Europe’s QE, as noted this weekend, is off to a very rough start. In the bond market and in inflation expectations, the much-ballyhooed relaunch of “accommodation” is conspicuously absent. There was a minor back up in yields between when the ECB signaled its intentions back in August and the few weeks immediately following the actual announcement.
Other than that, and that wasn’t much, you wouldn’t have known QE is already back on the table. It barely registered, the massive program practically ignored.
With inflation expectations tumbling to record lows, Mario Draghi has a real problem on his hands – and the market, the bond market, anyway, knows he doesn’t know what to do about it. I wrote on Saturday:
What that says is pretty simple – no matter what the ECB has done, or likely will do, the bond market in Europe believes that there is a much greater risk of Japanification than any other potential scenario. The very idea of inflation is absurd no matter how many bonds are bought, how negative the non-floor floor, or what other popular comics and actors authorities will add to their unending puppet show.
Authorities, and not just those in Europe, are going to keep feeding us their theater. The global economy demands a monetary response and central banks have none to give. They don’t understand the monetary system, which is why they don’t really understand what’s happening in the real economy.
Part of the reason bond markets haven’t reacted to the ECB is that the ECB only recently acknowledged there might, maybe, perhaps be a problem. It’s hardly encouraging when before you ever begin you put your denial on full display. Before around July, like Powell’s Fed Draghi’s ECB was sticking to the idea of “transitory” factors.
Even the mess in Germany was supposed to sort itself out. Left alone to its own idiosyncrasies, emissions regulations and the water levels in the Rhine, supposedly, these would eventually end their harmful if temporary intrusions. The ECB wasn’t going to act because it didn’t believe there was anything worth reacting to.
At least that was the initial story. It has since changed. Not long after restarting QE last month, and moving its negative deposit rate “floor” to even more negative, Draghi appeared in front of the European “Parliament” one last time before his retirement at the end of this month. He told them Europe’s economy now faces a “prolonged sag”, which I don’t believe is a precise term.
Then again, neither is “quantitative easing” though this latter one is meant to convey that very notion. In other words, for all the public projection of competence and science, as I wrote before, these people really have no idea what they are doing.
It is showing.
To emphasize that very point, Germany’s continued contraction. Where 2019 was supposed to have been Europe getting back to normal as the normal consequence of a sustained, and real, boom, Draghi’s post-retirement parade and enshrinement has been entirely canceled as the German factory sector can’t seem to find a bottom.
At least policymakers have finally acknowledged some truth to the situation – the longer this drags out, the greater the risk all of Europe is dragged down into it. As Draghi said, “the longer the weakness in manufacturing persists, the greater the risks that other sectors of the economy will be affected by the slowdown.”
According to the latest estimates from DeStatis, the German government’s keeper of the major economic statistics, factory orders fell once again by nearly 10% year-over-year in August 2019. And that follows a near 2% annual decline in August 2018 – the negative numbers are now stacking up as the downturn laps itself on the calendar.
That is Draghi’s “prolonged sag”; a term of art where “prolonged” is the far more apt description, and far more relevant, than “sag.”

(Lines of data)

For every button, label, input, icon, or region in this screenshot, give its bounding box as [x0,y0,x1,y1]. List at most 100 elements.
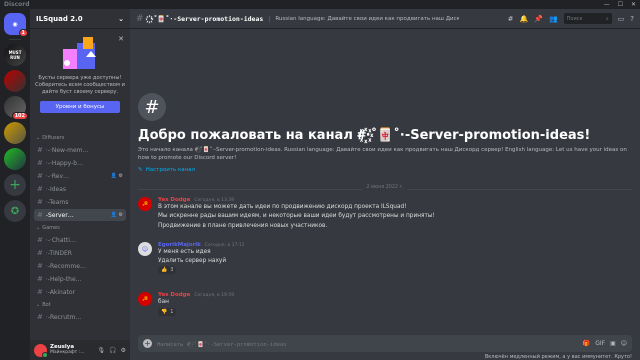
message-composer[interactable]: + Написать #꙰⋅˚🀄˚⋅-Server-promotion-idea… [138,335,632,352]
add-server-button[interactable]: + [4,174,26,196]
category-diffusers[interactable]: ⌄ Diffusers [30,133,130,143]
category-bot[interactable]: ⌄ Bot [30,300,130,310]
category-games[interactable]: ⌄ Games [30,223,130,233]
server-icon[interactable] [4,122,26,144]
settings-icon[interactable]: 👤 ⚙ [111,173,123,179]
hash-icon: # [37,288,43,296]
hash-icon: # [37,262,43,270]
server-icon[interactable]: 102 [4,96,28,120]
channel-item[interactable]: # ⋅-·New-mem… [34,144,126,156]
close-icon[interactable]: ✕ [631,1,636,8]
explore-servers-button[interactable]: ✪ [4,200,26,222]
user-info[interactable]: Zeuslya Майнкрафт :... [50,344,85,356]
channel-item[interactable]: # ⋅-Recrutm… [34,311,126,323]
hash-icon: # [37,211,43,219]
channel-item[interactable]: # ⋅-Help-the… [34,273,126,285]
inbox-icon[interactable]: ▭ [618,15,625,23]
channel-label: ⋅-·Rev… [45,172,69,180]
minimize-icon[interactable]: — [604,1,610,8]
chevron-down-icon: ⌄ [118,14,124,23]
reaction-button[interactable]: 👎 1 [158,307,177,316]
gear-icon[interactable]: ⚙ [121,347,126,354]
help-icon[interactable]: ? [630,15,634,23]
guild-header[interactable]: ILSquad 2.0 ⌄ [30,9,130,29]
channel-label: ⋅-Recrutm… [45,313,82,321]
channel-label: ⋅-Recomme… [45,262,86,270]
channel-item[interactable]: # ⋅-Ideas [34,183,126,195]
hash-icon: # [37,172,43,180]
avatar[interactable] [34,343,48,358]
hash-icon: # [37,159,43,167]
channel-item[interactable]: # ⋅-Recomme… [34,260,126,272]
hash-icon: # [37,313,43,321]
pencil-icon: ✎ [138,167,143,173]
settings-icon[interactable]: 👤 ⚙ [111,212,123,218]
channel-item[interactable]: # ⋅-·Happy-b… [34,157,126,169]
channel-item[interactable]: # ⋅-·Rev… 👤 ⚙ [34,170,126,182]
headphones-icon[interactable]: 🎧 [109,347,116,354]
guild-name: ILSquad 2.0 [36,14,83,23]
channel-item[interactable]: # ⋅-TINDER [34,247,126,259]
threads-icon[interactable]: # [508,15,514,23]
members-icon[interactable]: 👥 [549,15,558,23]
boost-text: Бусты сервера уже доступны! Соберитесь в… [35,75,125,95]
hash-icon: # [37,198,43,206]
category-label: Games [42,225,60,231]
avatar[interactable]: ☭ [138,292,152,306]
home-button[interactable]: ◉ 1 [4,13,28,37]
hash-icon: # [37,146,43,154]
message[interactable]: ☭ Yes Dodge Сегодня, в 13:39 В этом кана… [138,197,632,231]
message[interactable]: ☺ EgorikMajorik Сегодня, в 17:11 У меня … [138,242,632,274]
slowmode-notice: Включён медленный режим, а у вас иммунит… [484,354,632,360]
channel-topic[interactable]: Russian language: Давайте свои идеи как … [269,15,459,22]
channel-item[interactable]: # ⋅-Akinator [34,286,126,298]
discord-logo-icon: ◉ [12,20,18,28]
gift-icon[interactable]: 🎁 [583,340,590,347]
thumbs-up-icon: 👍 [161,267,168,273]
attach-plus-icon[interactable]: + [143,339,152,348]
pin-icon[interactable]: 📌 [534,15,543,23]
message-text: Продвижение в плане привлечения новых уч… [158,223,328,229]
avatar[interactable]: ☭ [138,197,152,211]
channel-item[interactable]: # ⋅-Teams [34,196,126,208]
channel-label: ⋅-Ideas [45,185,67,193]
emoji-icon[interactable]: ☺ [621,340,627,347]
sticker-icon[interactable]: ▣ [610,340,616,347]
channel-label: ⋅-TINDER [45,249,72,257]
message-text: Удалить сервер нахуй [158,257,227,264]
app-title: Discord [4,1,30,8]
edit-channel-link[interactable]: ✎ Настроить канал [138,167,632,173]
edit-channel-label: Настроить канал [145,167,196,173]
hash-icon: # [37,249,43,257]
search-input[interactable]: Поиск ⌕ [563,13,612,24]
message-text: бан [158,299,169,305]
message[interactable]: ☭ Yes Dodge Сегодня, в 19:59 бан 👎 1 [138,292,632,316]
server-icon[interactable] [4,148,26,170]
server-icon[interactable]: MUST RUN [4,44,26,66]
channel-label: -Server… [45,211,74,219]
channel-item[interactable]: # ⋅-·Chatti… [34,234,126,246]
gif-icon[interactable]: GIF [595,340,605,347]
channel-label: ⋅-·New-mem… [45,146,89,154]
avatar[interactable]: ☺ [138,242,152,256]
reaction-count: 3 [170,267,174,273]
channel-item-active[interactable]: # -Server… 👤 ⚙ [34,209,126,221]
boost-illustration-icon [57,35,103,71]
date-divider: 2 июня 2022 г. [138,185,632,190]
bell-icon[interactable]: 🔔 [520,15,529,23]
reaction-button[interactable]: 👍 3 [158,266,177,274]
hash-icon: # [37,185,43,193]
message-input[interactable]: Написать #꙰⋅˚🀄˚⋅-Server-promotion-ideas [157,340,287,348]
user-status: Майнкрафт :... [50,350,85,355]
home-badge: 1 [18,29,28,37]
server-label: MUST RUN [8,50,22,60]
server-icon[interactable] [4,70,26,92]
message-timestamp: Сегодня, в 17:11 [204,243,245,248]
boost-levels-button[interactable]: Уровни и бонусы [40,101,120,113]
welcome-description: Это начало канала #꙰⋅˚🀄˚⋅-Server-promoti… [138,147,627,161]
close-icon[interactable]: ✕ [118,35,124,43]
user-controls: 🎙 🎧 ⚙ [98,347,127,354]
maximize-icon[interactable]: ☐ [618,1,623,8]
channel-title: ꙰⋅˚🀄˚⋅-Server-promotion-ideas [149,15,264,23]
microphone-icon[interactable]: 🎙 [98,347,106,354]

Stated goal 1: In the commentary on the ECB, rewrite the passage from "Then again, neither" up to and including "find a bottom.", replacing "competence" with "expertise".
Stated goal 2: Condense the paragraph of the commentary on the ECB that begins "According to the latest estimates from DeStatis" into one shorter sentence that keeps its main facts.

Problem solution 1:
Then again, neither is “quantitative easing” though this latter one is meant to convey that very notion. In other words, for all the public projection of expertise and science, as I wrote before, these people really have no idea what they are doing.
It is showing.
To emphasize that very point, Germany’s continued contraction. Where 2019 was supposed to have been Europe getting back to normal as the normal consequence of a sustained, and real, boom, Draghi’s post-retirement parade and enshrinement has been entirely canceled as the German factory sector can’t seem to find a bottom.

Problem solution 2: DeStatis, the German government's keeper of major economic statistics, estimates that German factory orders fell nearly 10% year-over-year in August 2019 after a near 2% annual decline in August 2018, so the negative numbers are stacking up as the downturn laps itself.